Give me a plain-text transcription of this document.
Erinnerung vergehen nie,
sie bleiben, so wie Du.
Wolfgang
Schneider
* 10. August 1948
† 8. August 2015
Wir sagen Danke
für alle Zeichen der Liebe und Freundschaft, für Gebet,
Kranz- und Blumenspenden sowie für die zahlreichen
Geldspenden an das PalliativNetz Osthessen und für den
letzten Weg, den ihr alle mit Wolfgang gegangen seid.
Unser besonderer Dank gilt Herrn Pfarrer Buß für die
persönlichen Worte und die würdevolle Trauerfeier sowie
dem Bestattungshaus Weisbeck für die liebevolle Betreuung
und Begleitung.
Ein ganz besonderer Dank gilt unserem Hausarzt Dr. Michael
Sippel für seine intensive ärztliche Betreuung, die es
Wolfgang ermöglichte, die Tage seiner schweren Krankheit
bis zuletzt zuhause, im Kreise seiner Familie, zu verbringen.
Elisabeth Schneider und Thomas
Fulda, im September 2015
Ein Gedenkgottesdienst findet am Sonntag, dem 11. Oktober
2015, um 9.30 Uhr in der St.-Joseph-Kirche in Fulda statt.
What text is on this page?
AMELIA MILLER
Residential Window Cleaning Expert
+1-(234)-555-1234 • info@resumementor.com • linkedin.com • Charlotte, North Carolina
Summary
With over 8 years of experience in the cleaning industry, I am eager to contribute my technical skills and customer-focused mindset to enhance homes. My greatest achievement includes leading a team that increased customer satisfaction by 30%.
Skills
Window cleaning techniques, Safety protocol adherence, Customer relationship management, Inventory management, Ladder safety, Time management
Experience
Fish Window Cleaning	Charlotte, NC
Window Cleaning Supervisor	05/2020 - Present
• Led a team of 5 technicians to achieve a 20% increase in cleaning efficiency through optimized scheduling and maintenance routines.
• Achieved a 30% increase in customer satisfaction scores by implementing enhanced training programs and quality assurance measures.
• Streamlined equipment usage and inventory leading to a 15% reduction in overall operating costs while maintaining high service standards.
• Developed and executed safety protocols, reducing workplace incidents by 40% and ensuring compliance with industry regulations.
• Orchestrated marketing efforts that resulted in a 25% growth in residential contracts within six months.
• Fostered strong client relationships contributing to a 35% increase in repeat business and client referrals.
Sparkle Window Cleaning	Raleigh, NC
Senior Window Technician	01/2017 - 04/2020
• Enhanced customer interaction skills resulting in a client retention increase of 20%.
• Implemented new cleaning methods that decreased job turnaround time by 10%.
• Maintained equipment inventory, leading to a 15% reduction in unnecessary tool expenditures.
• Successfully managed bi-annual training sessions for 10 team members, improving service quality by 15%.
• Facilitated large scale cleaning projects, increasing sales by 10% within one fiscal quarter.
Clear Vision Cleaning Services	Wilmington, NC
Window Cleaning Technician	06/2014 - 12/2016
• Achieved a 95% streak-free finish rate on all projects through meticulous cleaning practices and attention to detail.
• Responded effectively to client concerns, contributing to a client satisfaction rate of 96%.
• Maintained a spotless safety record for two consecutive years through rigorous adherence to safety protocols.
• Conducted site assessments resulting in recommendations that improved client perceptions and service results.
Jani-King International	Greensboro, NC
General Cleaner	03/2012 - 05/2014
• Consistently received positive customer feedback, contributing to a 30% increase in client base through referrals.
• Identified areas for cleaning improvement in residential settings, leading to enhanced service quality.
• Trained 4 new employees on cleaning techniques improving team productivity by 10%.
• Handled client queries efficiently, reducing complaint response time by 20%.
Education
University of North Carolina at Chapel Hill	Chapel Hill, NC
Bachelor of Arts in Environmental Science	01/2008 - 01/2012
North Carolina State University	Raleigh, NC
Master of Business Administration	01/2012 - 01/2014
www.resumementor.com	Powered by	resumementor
+===+
- Brief
Write out every entry exactly as given.

- Solution to the exercise
Give me a plain-text transcription of this document.
Erinnerung vergehen nie,
sie bleiben, so wie Du.
Wolfgang
Schneider
* 10. August 1948
† 8. August 2015
Wir sagen Danke
für alle Zeichen der Liebe und Freundschaft, für Gebet,
Kranz- und Blumenspenden sowie für die zahlreichen
Geldspenden an das PalliativNetz Osthessen und für den
letzten Weg, den ihr alle mit Wolfgang gegangen seid.
Unser besonderer Dank gilt Herrn Pfarrer Buß für die
persönlichen Worte und die würdevolle Trauerfeier sowie
dem Bestattungshaus Weisbeck für die liebevolle Betreuung
und Begleitung.
Ein ganz besonderer Dank gilt unserem Hausarzt Dr. Michael
Sippel für seine intensive ärztliche Betreuung, die es
Wolfgang ermöglichte, die Tage seiner schweren Krankheit
bis zuletzt zuhause, im Kreise seiner Familie, zu verbringen.
Elisabeth Schneider und Thomas
Fulda, im September 2015
Ein Gedenkgottesdienst findet am Sonntag, dem 11. Oktober
2015, um 9.30 Uhr in der St.-Joseph-Kirche in Fulda statt.
What text is on this page?
AMELIA MILLER
Residential Window Cleaning Expert
+1-(234)-555-1234 • info@resumementor.com • linkedin.com • Charlotte, North Carolina
Summary
With over 8 years of experience in the cleaning industry, I am eager to contribute my technical skills and customer-focused mindset to enhance homes. My greatest achievement includes leading a team that increased customer satisfaction by 30%.
Skills
Window cleaning techniques, Safety protocol adherence, Customer relationship management, Inventory management, Ladder safety, Time management
Experience
Fish Window Cleaning	Charlotte, NC
Window Cleaning Supervisor	05/2020 - Present
• Led a team of 5 technicians to achieve a 20% increase in cleaning efficiency through optimized scheduling and maintenance routines.
• Achieved a 30% increase in customer satisfaction scores by implementing enhanced training programs and quality assurance measures.
• Streamlined equipment usage and inventory leading to a 15% reduction in overall operating costs while maintaining high service standards.
• Developed and executed safety protocols, reducing workplace incidents by 40% and ensuring compliance with industry regulations.
• Orchestrated marketing efforts that resulted in a 25% growth in residential contracts within six months.
• Fostered strong client relationships contributing to a 35% increase in repeat business and client referrals.
Sparkle Window Cleaning	Raleigh, NC
Senior Window Technician	01/2017 - 04/2020
• Enhanced customer interaction skills resulting in a client retention increase of 20%.
• Implemented new cleaning methods that decreased job turnaround time by 10%.
• Maintained equipment inventory, leading to a 15% reduction in unnecessary tool expenditures.
• Successfully managed bi-annual training sessions for 10 team members, improving service quality by 15%.
• Facilitated large scale cleaning projects, increasing sales by 10% within one fiscal quarter.
Clear Vision Cleaning Services	Wilmington, NC
Window Cleaning Technician	06/2014 - 12/2016
• Achieved a 95% streak-free finish rate on all projects through meticulous cleaning practices and attention to detail.
• Responded effectively to client concerns, contributing to a client satisfaction rate of 96%.
• Maintained a spotless safety record for two consecutive years through rigorous adherence to safety protocols.
• Conducted site assessments resulting in recommendations that improved client perceptions and service results.
Jani-King International	Greensboro, NC
General Cleaner	03/2012 - 05/2014
• Consistently received positive customer feedback, contributing to a 30% increase in client base through referrals.
• Identified areas for cleaning improvement in residential settings, leading to enhanced service quality.
• Trained 4 new employees on cleaning techniques improving team productivity by 10%.
• Handled client queries efficiently, reducing complaint response time by 20%.
Education
University of North Carolina at Chapel Hill	Chapel Hill, NC
Bachelor of Arts in Environmental Science	01/2008 - 01/2012
North Carolina State University	Raleigh, NC
Master of Business Administration	01/2012 - 01/2014
www.resumementor.com	Powered by	resumementor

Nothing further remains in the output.